* [Listed entries]:
— begin —

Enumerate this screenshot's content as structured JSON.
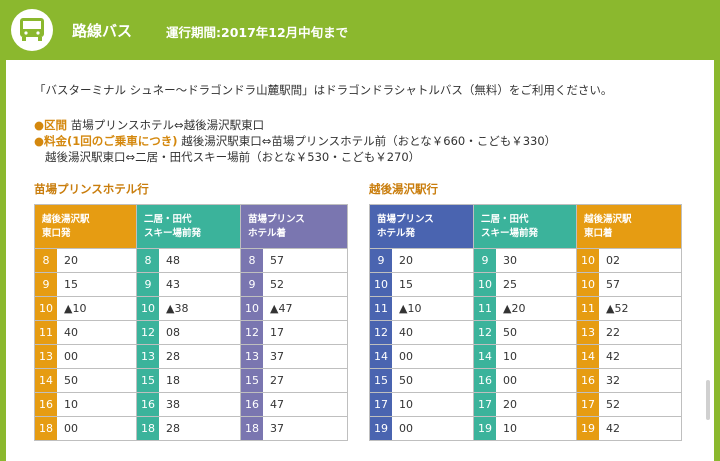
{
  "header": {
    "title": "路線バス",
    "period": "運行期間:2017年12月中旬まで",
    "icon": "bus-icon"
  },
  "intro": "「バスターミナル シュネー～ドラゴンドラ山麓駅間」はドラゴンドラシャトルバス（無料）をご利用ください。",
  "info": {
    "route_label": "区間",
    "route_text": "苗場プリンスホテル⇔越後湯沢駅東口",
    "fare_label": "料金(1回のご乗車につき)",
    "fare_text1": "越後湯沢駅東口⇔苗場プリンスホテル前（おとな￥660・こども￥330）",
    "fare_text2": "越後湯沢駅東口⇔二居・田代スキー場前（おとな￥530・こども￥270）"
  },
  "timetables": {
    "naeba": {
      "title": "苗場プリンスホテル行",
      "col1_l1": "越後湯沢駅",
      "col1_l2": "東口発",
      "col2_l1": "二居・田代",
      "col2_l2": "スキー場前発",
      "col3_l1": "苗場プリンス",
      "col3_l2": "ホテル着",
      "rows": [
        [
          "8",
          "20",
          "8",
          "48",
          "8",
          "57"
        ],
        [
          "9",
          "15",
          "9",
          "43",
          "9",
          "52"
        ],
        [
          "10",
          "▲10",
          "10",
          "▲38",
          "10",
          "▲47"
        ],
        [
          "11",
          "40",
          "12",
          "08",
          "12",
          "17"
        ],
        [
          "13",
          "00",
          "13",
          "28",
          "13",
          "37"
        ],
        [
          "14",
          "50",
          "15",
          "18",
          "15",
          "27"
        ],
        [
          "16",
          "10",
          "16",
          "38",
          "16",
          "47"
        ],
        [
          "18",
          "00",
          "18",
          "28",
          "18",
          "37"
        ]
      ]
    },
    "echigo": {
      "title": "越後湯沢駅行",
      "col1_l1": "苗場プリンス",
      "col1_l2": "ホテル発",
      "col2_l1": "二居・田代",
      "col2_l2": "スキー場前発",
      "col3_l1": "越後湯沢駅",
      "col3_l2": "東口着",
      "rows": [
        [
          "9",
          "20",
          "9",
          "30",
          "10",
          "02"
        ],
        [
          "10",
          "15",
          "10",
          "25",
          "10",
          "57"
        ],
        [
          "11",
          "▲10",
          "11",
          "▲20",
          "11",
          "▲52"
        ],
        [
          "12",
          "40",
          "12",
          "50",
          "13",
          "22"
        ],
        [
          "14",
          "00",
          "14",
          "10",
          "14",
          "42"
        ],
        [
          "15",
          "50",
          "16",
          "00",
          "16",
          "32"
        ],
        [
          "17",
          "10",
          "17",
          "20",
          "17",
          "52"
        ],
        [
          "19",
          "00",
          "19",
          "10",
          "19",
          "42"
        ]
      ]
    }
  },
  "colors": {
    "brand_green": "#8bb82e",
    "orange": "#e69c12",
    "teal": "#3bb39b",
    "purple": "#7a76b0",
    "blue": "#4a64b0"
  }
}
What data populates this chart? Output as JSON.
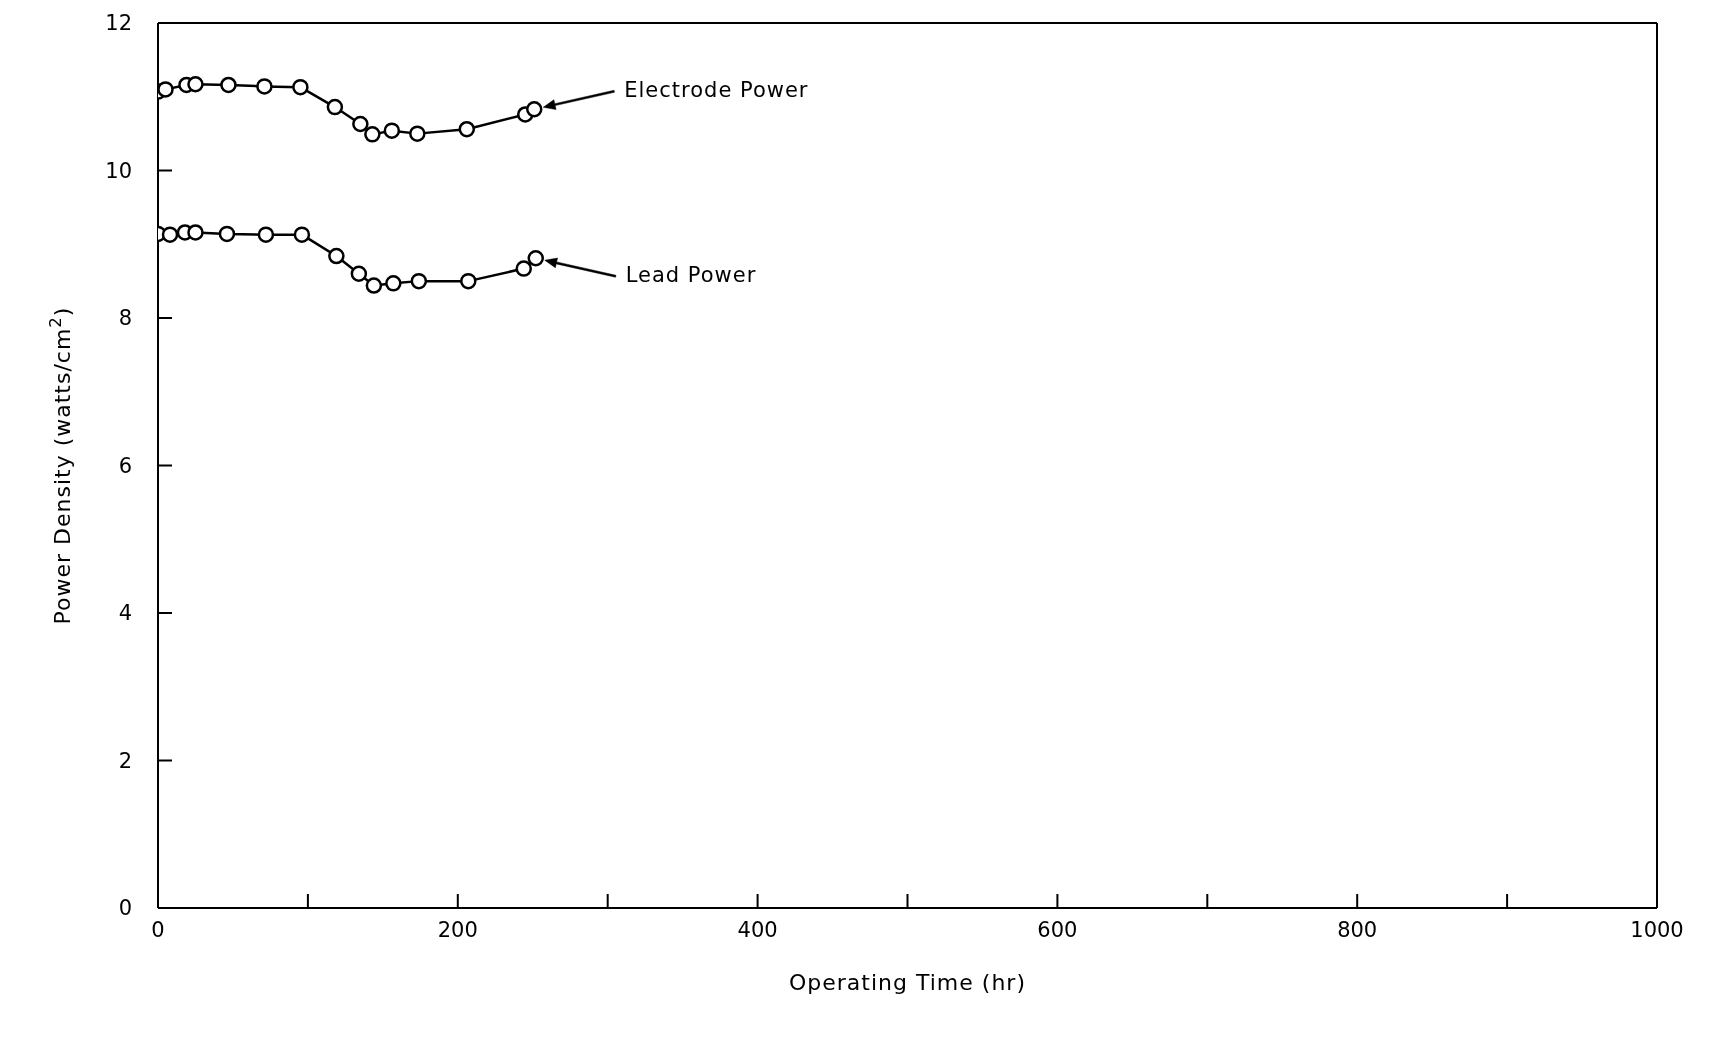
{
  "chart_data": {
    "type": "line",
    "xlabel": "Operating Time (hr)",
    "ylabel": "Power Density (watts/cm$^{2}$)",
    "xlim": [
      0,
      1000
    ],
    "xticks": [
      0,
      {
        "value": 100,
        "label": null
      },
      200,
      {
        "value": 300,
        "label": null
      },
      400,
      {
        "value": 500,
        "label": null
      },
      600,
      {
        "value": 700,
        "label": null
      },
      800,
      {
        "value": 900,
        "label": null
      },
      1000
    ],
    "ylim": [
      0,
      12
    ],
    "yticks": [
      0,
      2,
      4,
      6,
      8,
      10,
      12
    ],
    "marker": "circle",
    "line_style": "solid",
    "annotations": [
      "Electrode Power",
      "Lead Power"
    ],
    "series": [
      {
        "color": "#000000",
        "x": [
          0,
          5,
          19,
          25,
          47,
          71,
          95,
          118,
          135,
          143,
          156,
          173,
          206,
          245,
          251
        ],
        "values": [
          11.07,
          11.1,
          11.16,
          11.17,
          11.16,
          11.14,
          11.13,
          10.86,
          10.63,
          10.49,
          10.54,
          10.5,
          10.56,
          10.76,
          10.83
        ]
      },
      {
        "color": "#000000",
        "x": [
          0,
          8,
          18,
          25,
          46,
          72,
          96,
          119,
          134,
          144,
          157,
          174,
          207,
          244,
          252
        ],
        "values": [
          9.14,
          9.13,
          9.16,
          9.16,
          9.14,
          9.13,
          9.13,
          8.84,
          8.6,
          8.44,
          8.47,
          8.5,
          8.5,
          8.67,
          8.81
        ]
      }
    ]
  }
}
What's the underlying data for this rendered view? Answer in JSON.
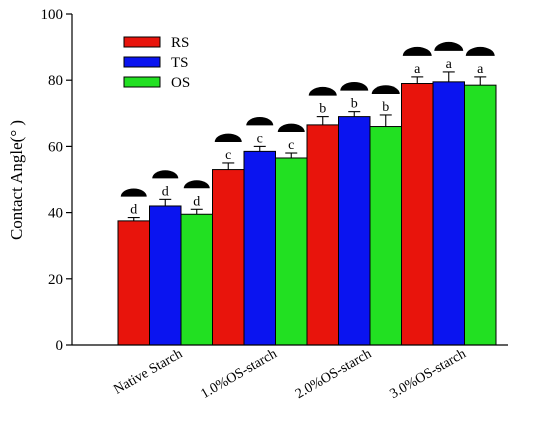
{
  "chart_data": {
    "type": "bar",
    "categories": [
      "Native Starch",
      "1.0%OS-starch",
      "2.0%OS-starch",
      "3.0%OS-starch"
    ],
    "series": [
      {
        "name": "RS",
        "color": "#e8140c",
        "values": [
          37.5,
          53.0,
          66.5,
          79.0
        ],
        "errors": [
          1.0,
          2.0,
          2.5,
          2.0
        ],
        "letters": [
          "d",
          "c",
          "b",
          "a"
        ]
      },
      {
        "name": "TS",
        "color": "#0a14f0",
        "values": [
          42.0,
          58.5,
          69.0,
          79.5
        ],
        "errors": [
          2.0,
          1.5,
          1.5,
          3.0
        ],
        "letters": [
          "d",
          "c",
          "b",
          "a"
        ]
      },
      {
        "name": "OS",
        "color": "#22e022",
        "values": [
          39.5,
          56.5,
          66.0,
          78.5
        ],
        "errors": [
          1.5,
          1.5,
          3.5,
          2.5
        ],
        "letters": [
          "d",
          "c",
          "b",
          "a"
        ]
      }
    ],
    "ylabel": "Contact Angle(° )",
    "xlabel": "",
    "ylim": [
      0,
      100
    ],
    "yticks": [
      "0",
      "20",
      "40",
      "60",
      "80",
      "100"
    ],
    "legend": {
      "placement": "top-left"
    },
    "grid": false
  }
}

— end —

* [What you are asked to do]:
Your task is to return the entries above exactly, with no pictures.

* [Worked solution]:
Enumerate this screenshot's content as structured JSON.
{
  "header": {
    "title": "路線バス",
    "period": "運行期間:2017年12月中旬まで",
    "icon": "bus-icon"
  },
  "intro": "「バスターミナル シュネー～ドラゴンドラ山麓駅間」はドラゴンドラシャトルバス（無料）をご利用ください。",
  "info": {
    "route_label": "区間",
    "route_text": "苗場プリンスホテル⇔越後湯沢駅東口",
    "fare_label": "料金(1回のご乗車につき)",
    "fare_text1": "越後湯沢駅東口⇔苗場プリンスホテル前（おとな￥660・こども￥330）",
    "fare_text2": "越後湯沢駅東口⇔二居・田代スキー場前（おとな￥530・こども￥270）"
  },
  "timetables": {
    "naeba": {
      "title": "苗場プリンスホテル行",
      "col1_l1": "越後湯沢駅",
      "col1_l2": "東口発",
      "col2_l1": "二居・田代",
      "col2_l2": "スキー場前発",
      "col3_l1": "苗場プリンス",
      "col3_l2": "ホテル着",
      "rows": [
        [
          "8",
          "20",
          "8",
          "48",
          "8",
          "57"
        ],
        [
          "9",
          "15",
          "9",
          "43",
          "9",
          "52"
        ],
        [
          "10",
          "▲10",
          "10",
          "▲38",
          "10",
          "▲47"
        ],
        [
          "11",
          "40",
          "12",
          "08",
          "12",
          "17"
        ],
        [
          "13",
          "00",
          "13",
          "28",
          "13",
          "37"
        ],
        [
          "14",
          "50",
          "15",
          "18",
          "15",
          "27"
        ],
        [
          "16",
          "10",
          "16",
          "38",
          "16",
          "47"
        ],
        [
          "18",
          "00",
          "18",
          "28",
          "18",
          "37"
        ]
      ]
    },
    "echigo": {
      "title": "越後湯沢駅行",
      "col1_l1": "苗場プリンス",
      "col1_l2": "ホテル発",
      "col2_l1": "二居・田代",
      "col2_l2": "スキー場前発",
      "col3_l1": "越後湯沢駅",
      "col3_l2": "東口着",
      "rows": [
        [
          "9",
          "20",
          "9",
          "30",
          "10",
          "02"
        ],
        [
          "10",
          "15",
          "10",
          "25",
          "10",
          "57"
        ],
        [
          "11",
          "▲10",
          "11",
          "▲20",
          "11",
          "▲52"
        ],
        [
          "12",
          "40",
          "12",
          "50",
          "13",
          "22"
        ],
        [
          "14",
          "00",
          "14",
          "10",
          "14",
          "42"
        ],
        [
          "15",
          "50",
          "16",
          "00",
          "16",
          "32"
        ],
        [
          "17",
          "10",
          "17",
          "20",
          "17",
          "52"
        ],
        [
          "19",
          "00",
          "19",
          "10",
          "19",
          "42"
        ]
      ]
    }
  },
  "colors": {
    "brand_green": "#8bb82e",
    "orange": "#e69c12",
    "teal": "#3bb39b",
    "purple": "#7a76b0",
    "blue": "#4a64b0"
  }
}
What data populates this chart? Output as JSON.
{
  "chart_data": {
    "type": "line",
    "xlabel": "Operating Time (hr)",
    "ylabel": "Power Density (watts/cm$^{2}$)",
    "xlim": [
      0,
      1000
    ],
    "xticks": [
      0,
      {
        "value": 100,
        "label": null
      },
      200,
      {
        "value": 300,
        "label": null
      },
      400,
      {
        "value": 500,
        "label": null
      },
      600,
      {
        "value": 700,
        "label": null
      },
      800,
      {
        "value": 900,
        "label": null
      },
      1000
    ],
    "ylim": [
      0,
      12
    ],
    "yticks": [
      0,
      2,
      4,
      6,
      8,
      10,
      12
    ],
    "marker": "circle",
    "line_style": "solid",
    "annotations": [
      "Electrode Power",
      "Lead Power"
    ],
    "series": [
      {
        "color": "#000000",
        "x": [
          0,
          5,
          19,
          25,
          47,
          71,
          95,
          118,
          135,
          143,
          156,
          173,
          206,
          245,
          251
        ],
        "values": [
          11.07,
          11.1,
          11.16,
          11.17,
          11.16,
          11.14,
          11.13,
          10.86,
          10.63,
          10.49,
          10.54,
          10.5,
          10.56,
          10.76,
          10.83
        ]
      },
      {
        "color": "#000000",
        "x": [
          0,
          8,
          18,
          25,
          46,
          72,
          96,
          119,
          134,
          144,
          157,
          174,
          207,
          244,
          252
        ],
        "values": [
          9.14,
          9.13,
          9.16,
          9.16,
          9.14,
          9.13,
          9.13,
          8.84,
          8.6,
          8.44,
          8.47,
          8.5,
          8.5,
          8.67,
          8.81
        ]
      }
    ]
  }
}
What's the underlying data for this rendered view? Answer in JSON.
{
  "chart_data": {
    "type": "bar",
    "categories": [
      "Native Starch",
      "1.0%OS-starch",
      "2.0%OS-starch",
      "3.0%OS-starch"
    ],
    "series": [
      {
        "name": "RS",
        "color": "#e8140c",
        "values": [
          37.5,
          53.0,
          66.5,
          79.0
        ],
        "errors": [
          1.0,
          2.0,
          2.5,
          2.0
        ],
        "letters": [
          "d",
          "c",
          "b",
          "a"
        ]
      },
      {
        "name": "TS",
        "color": "#0a14f0",
        "values": [
          42.0,
          58.5,
          69.0,
          79.5
        ],
        "errors": [
          2.0,
          1.5,
          1.5,
          3.0
        ],
        "letters": [
          "d",
          "c",
          "b",
          "a"
        ]
      },
      {
        "name": "OS",
        "color": "#22e022",
        "values": [
          39.5,
          56.5,
          66.0,
          78.5
        ],
        "errors": [
          1.5,
          1.5,
          3.5,
          2.5
        ],
        "letters": [
          "d",
          "c",
          "b",
          "a"
        ]
      }
    ],
    "ylabel": "Contact Angle(° )",
    "xlabel": "",
    "ylim": [
      0,
      100
    ],
    "yticks": [
      "0",
      "20",
      "40",
      "60",
      "80",
      "100"
    ],
    "legend": {
      "placement": "top-left"
    },
    "grid": false
  }
}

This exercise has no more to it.